┌────────
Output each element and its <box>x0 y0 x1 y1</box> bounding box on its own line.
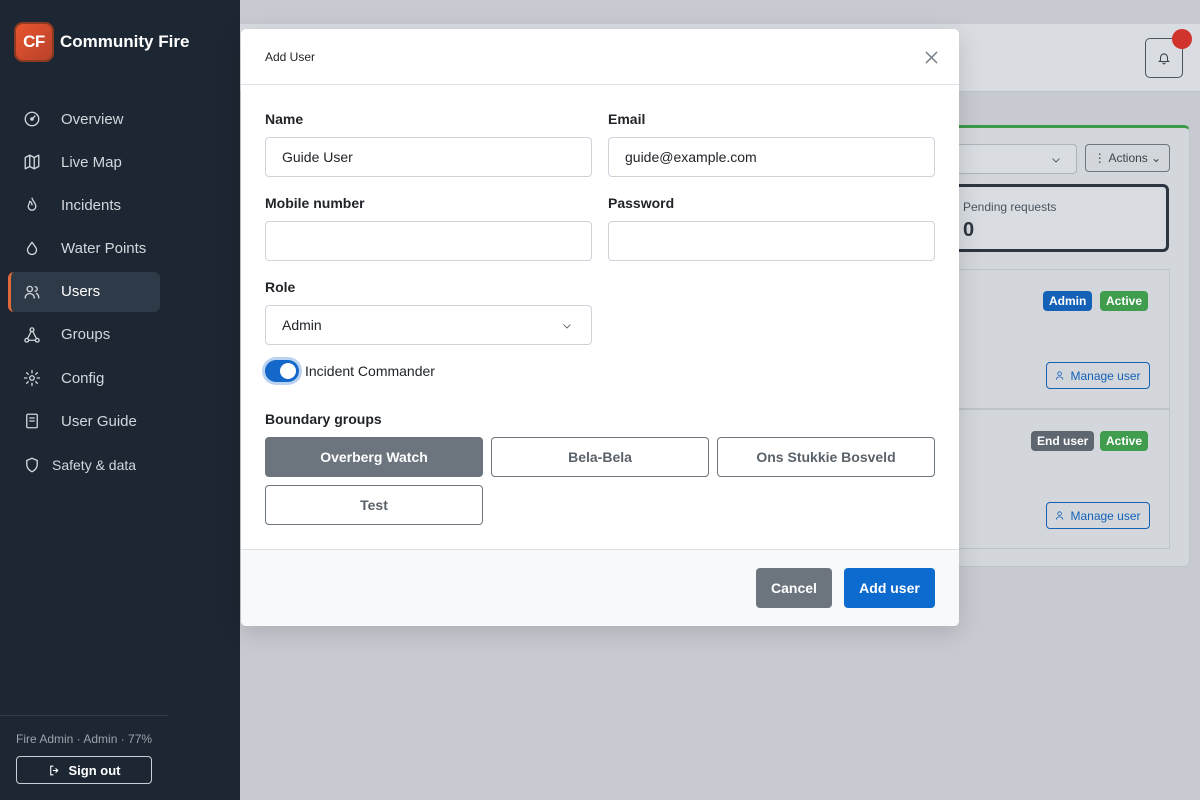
sidebar-item-user-guide[interactable]: User Guide <box>8 401 160 441</box>
users-icon <box>22 282 42 302</box>
sidebar-item-config[interactable]: Config <box>8 358 160 398</box>
modal-header: Add User <box>241 29 959 85</box>
boundary-groups-label: Boundary groups <box>265 411 382 427</box>
manage-user-label: Manage user <box>1070 368 1141 383</box>
list-item: Admin Active Manage user <box>950 269 1170 409</box>
map-icon <box>22 152 42 172</box>
droplet-icon <box>22 239 42 259</box>
sidebar-item-safety[interactable]: Safety & data <box>8 445 160 485</box>
pending-requests-label: Pending requests <box>963 200 1057 214</box>
role-badge: Admin <box>1043 291 1093 311</box>
name-label: Name <box>265 111 304 127</box>
sidebar: CF Community Fire Overview Live Map Inci… <box>0 0 240 800</box>
name-field[interactable] <box>265 137 592 177</box>
user-meta: Fire Admin · Admin · 77% <box>16 732 153 746</box>
manage-user-button[interactable]: Manage user <box>1046 502 1150 529</box>
add-user-button[interactable]: Add user <box>844 568 935 608</box>
sidebar-item-groups[interactable]: Groups <box>8 315 160 355</box>
sign-out-icon <box>49 765 59 775</box>
incident-commander-label: Incident Commander <box>305 363 435 379</box>
role-select[interactable]: Admin <box>265 305 592 345</box>
sidebar-item-water-points[interactable]: Water Points <box>8 229 160 269</box>
pending-requests-card[interactable] <box>950 184 1169 252</box>
manage-user-label: Manage user <box>1070 508 1141 523</box>
group-overberg-watch[interactable]: Overberg Watch <box>265 437 483 477</box>
filter-select[interactable] <box>940 144 1077 174</box>
status-badge: Active <box>1100 291 1149 311</box>
gear-icon <box>22 368 42 388</box>
sidebar-item-overview[interactable]: Overview <box>8 99 160 139</box>
notification-badge <box>1172 29 1192 49</box>
status-badge: Active <box>1100 431 1149 451</box>
user-icon <box>1056 511 1064 520</box>
bell-icon <box>1158 53 1170 65</box>
actions-button[interactable]: ⋮ Actions ⌄ <box>1085 144 1170 172</box>
email-field[interactable] <box>608 137 935 177</box>
toggle-knob <box>280 363 296 379</box>
sidebar-item-label: Users <box>61 283 101 301</box>
manage-user-button[interactable]: Manage user <box>1046 362 1150 389</box>
app-logo: CF <box>14 22 54 62</box>
role-badge: End user <box>1031 431 1095 451</box>
group-ons-stukkie-bosveld[interactable]: Ons Stukkie Bosveld <box>717 437 935 477</box>
sidebar-item-label: Incidents <box>61 196 122 214</box>
close-button[interactable] <box>921 47 941 67</box>
sign-out-button[interactable]: Sign out <box>16 756 152 784</box>
password-field[interactable] <box>608 221 935 261</box>
role-select-value: Admin <box>282 317 322 333</box>
share-nodes-icon <box>22 325 42 345</box>
flame-icon <box>22 195 42 215</box>
sign-out-label: Sign out <box>68 762 121 778</box>
close-icon <box>924 50 938 64</box>
mobile-label: Mobile number <box>265 195 365 211</box>
sidebar-item-label: Live Map <box>61 153 122 171</box>
modal-title: Add User <box>265 50 316 64</box>
cancel-button[interactable]: Cancel <box>756 568 832 608</box>
group-bela-bela[interactable]: Bela-Bela <box>491 437 709 477</box>
gauge-icon <box>22 109 42 129</box>
list-item: End user Active Manage user <box>950 409 1170 549</box>
sidebar-item-label: Config <box>61 369 105 387</box>
incident-commander-toggle[interactable] <box>265 360 299 382</box>
chevron-down-icon <box>563 324 571 329</box>
chevron-down-icon <box>1052 158 1060 163</box>
email-label: Email <box>608 111 646 127</box>
sidebar-item-label: Groups <box>61 326 111 344</box>
sidebar-item-label: User Guide <box>61 412 137 430</box>
password-label: Password <box>608 195 675 211</box>
role-label: Role <box>265 279 296 295</box>
sidebar-item-incidents[interactable]: Incidents <box>8 185 160 225</box>
sidebar-item-label: Overview <box>61 110 124 128</box>
app-name: Community Fire <box>60 32 190 51</box>
sidebar-item-users[interactable]: Users <box>8 271 160 312</box>
sidebar-item-live-map[interactable]: Live Map <box>8 142 160 182</box>
mobile-field[interactable] <box>265 221 592 261</box>
sidebar-nav: Overview Live Map Incidents Water Points… <box>8 99 160 488</box>
add-user-modal: Add User Name Email Mobile number Passwo… <box>241 29 959 626</box>
group-test[interactable]: Test <box>265 485 483 525</box>
book-icon <box>22 411 42 431</box>
pending-requests-value: 0 <box>963 219 975 241</box>
brand[interactable]: CF Community Fire <box>14 22 189 62</box>
sidebar-item-label: Safety & data <box>52 456 137 473</box>
shield-icon <box>22 455 42 475</box>
sidebar-divider <box>0 715 168 716</box>
sidebar-item-label: Water Points <box>61 240 147 258</box>
user-icon <box>1056 371 1064 380</box>
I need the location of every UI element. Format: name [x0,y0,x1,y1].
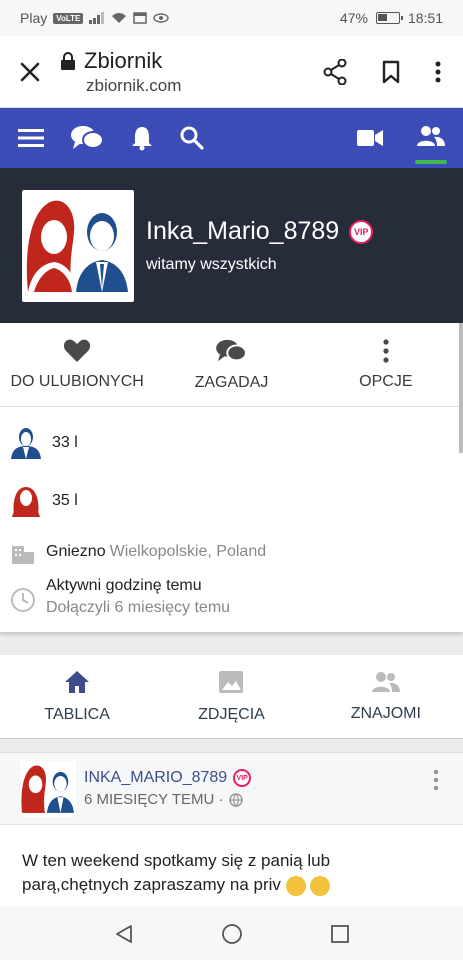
└────────
▶ **TASK DESCRIPTION**
Can you transcribe every line of the items above word for word, omitting the pictures from your answer?

▶ **EXERCISE ANSWER**
Output each element and its <box>x0 y0 x1 y1</box> bounding box on its own line.
sidebar-item-user-guide[interactable]: User Guide <box>8 401 160 441</box>
users-icon <box>22 282 42 302</box>
sidebar-item-config[interactable]: Config <box>8 358 160 398</box>
modal-header: Add User <box>241 29 959 85</box>
boundary-groups-label: Boundary groups <box>265 411 382 427</box>
manage-user-label: Manage user <box>1070 368 1141 383</box>
list-item: Admin Active Manage user <box>950 269 1170 409</box>
map-icon <box>22 152 42 172</box>
droplet-icon <box>22 239 42 259</box>
sidebar-item-safety[interactable]: Safety & data <box>8 445 160 485</box>
pending-requests-label: Pending requests <box>963 200 1057 214</box>
role-badge: Admin <box>1043 291 1093 311</box>
name-label: Name <box>265 111 304 127</box>
sidebar: CF Community Fire Overview Live Map Inci… <box>0 0 240 800</box>
name-field[interactable] <box>265 137 592 177</box>
user-meta: Fire Admin · Admin · 77% <box>16 732 153 746</box>
manage-user-button[interactable]: Manage user <box>1046 502 1150 529</box>
add-user-button[interactable]: Add user <box>844 568 935 608</box>
sidebar-item-groups[interactable]: Groups <box>8 315 160 355</box>
sign-out-icon <box>49 765 59 775</box>
incident-commander-label: Incident Commander <box>305 363 435 379</box>
role-select[interactable]: Admin <box>265 305 592 345</box>
sidebar-item-water-points[interactable]: Water Points <box>8 229 160 269</box>
pending-requests-card[interactable] <box>950 184 1169 252</box>
manage-user-label: Manage user <box>1070 508 1141 523</box>
group-overberg-watch[interactable]: Overberg Watch <box>265 437 483 477</box>
filter-select[interactable] <box>940 144 1077 174</box>
status-badge: Active <box>1100 291 1149 311</box>
gear-icon <box>22 368 42 388</box>
sidebar-item-overview[interactable]: Overview <box>8 99 160 139</box>
notification-badge <box>1172 29 1192 49</box>
status-badge: Active <box>1100 431 1149 451</box>
user-icon <box>1056 511 1064 520</box>
bell-icon <box>1158 53 1170 65</box>
actions-button[interactable]: ⋮ Actions ⌄ <box>1085 144 1170 172</box>
email-field[interactable] <box>608 137 935 177</box>
toggle-knob <box>280 363 296 379</box>
sidebar-item-label: Users <box>61 283 101 301</box>
manage-user-button[interactable]: Manage user <box>1046 362 1150 389</box>
app-logo: CF <box>14 22 54 62</box>
role-badge: End user <box>1031 431 1095 451</box>
group-ons-stukkie-bosveld[interactable]: Ons Stukkie Bosveld <box>717 437 935 477</box>
sidebar-item-label: Incidents <box>61 196 122 214</box>
close-button[interactable] <box>921 47 941 67</box>
sign-out-button[interactable]: Sign out <box>16 756 152 784</box>
password-field[interactable] <box>608 221 935 261</box>
role-select-value: Admin <box>282 317 322 333</box>
share-nodes-icon <box>22 325 42 345</box>
flame-icon <box>22 195 42 215</box>
sign-out-label: Sign out <box>68 762 121 778</box>
close-icon <box>924 50 938 64</box>
mobile-label: Mobile number <box>265 195 365 211</box>
sidebar-item-label: Live Map <box>61 153 122 171</box>
modal-title: Add User <box>265 50 316 64</box>
cancel-button[interactable]: Cancel <box>756 568 832 608</box>
group-bela-bela[interactable]: Bela-Bela <box>491 437 709 477</box>
gauge-icon <box>22 109 42 129</box>
list-item: End user Active Manage user <box>950 409 1170 549</box>
sidebar-item-label: Config <box>61 369 105 387</box>
incident-commander-toggle[interactable] <box>265 360 299 382</box>
chevron-down-icon <box>563 324 571 329</box>
chevron-down-icon <box>1052 158 1060 163</box>
email-label: Email <box>608 111 646 127</box>
sidebar-item-label: Groups <box>61 326 111 344</box>
sidebar-item-label: User Guide <box>61 412 137 430</box>
password-label: Password <box>608 195 675 211</box>
role-label: Role <box>265 279 296 295</box>
sidebar-item-incidents[interactable]: Incidents <box>8 185 160 225</box>
sidebar-item-label: Overview <box>61 110 124 128</box>
app-name: Community Fire <box>60 32 190 51</box>
sidebar-item-users[interactable]: Users <box>8 271 160 312</box>
sidebar-item-live-map[interactable]: Live Map <box>8 142 160 182</box>
mobile-field[interactable] <box>265 221 592 261</box>
sidebar-nav: Overview Live Map Incidents Water Points… <box>8 99 160 488</box>
add-user-modal: Add User Name Email Mobile number Passwo… <box>241 29 959 626</box>
group-test[interactable]: Test <box>265 485 483 525</box>
book-icon <box>22 411 42 431</box>
pending-requests-value: 0 <box>963 219 975 241</box>
brand[interactable]: CF Community Fire <box>14 22 189 62</box>
sidebar-item-label: Safety & data <box>52 456 137 473</box>
shield-icon <box>22 455 42 475</box>
sidebar-divider <box>0 715 168 716</box>
sidebar-item-label: Water Points <box>61 240 147 258</box>
user-icon <box>1056 371 1064 380</box>
I need the location of every UI element. Format: name [x0,y0,x1,y1].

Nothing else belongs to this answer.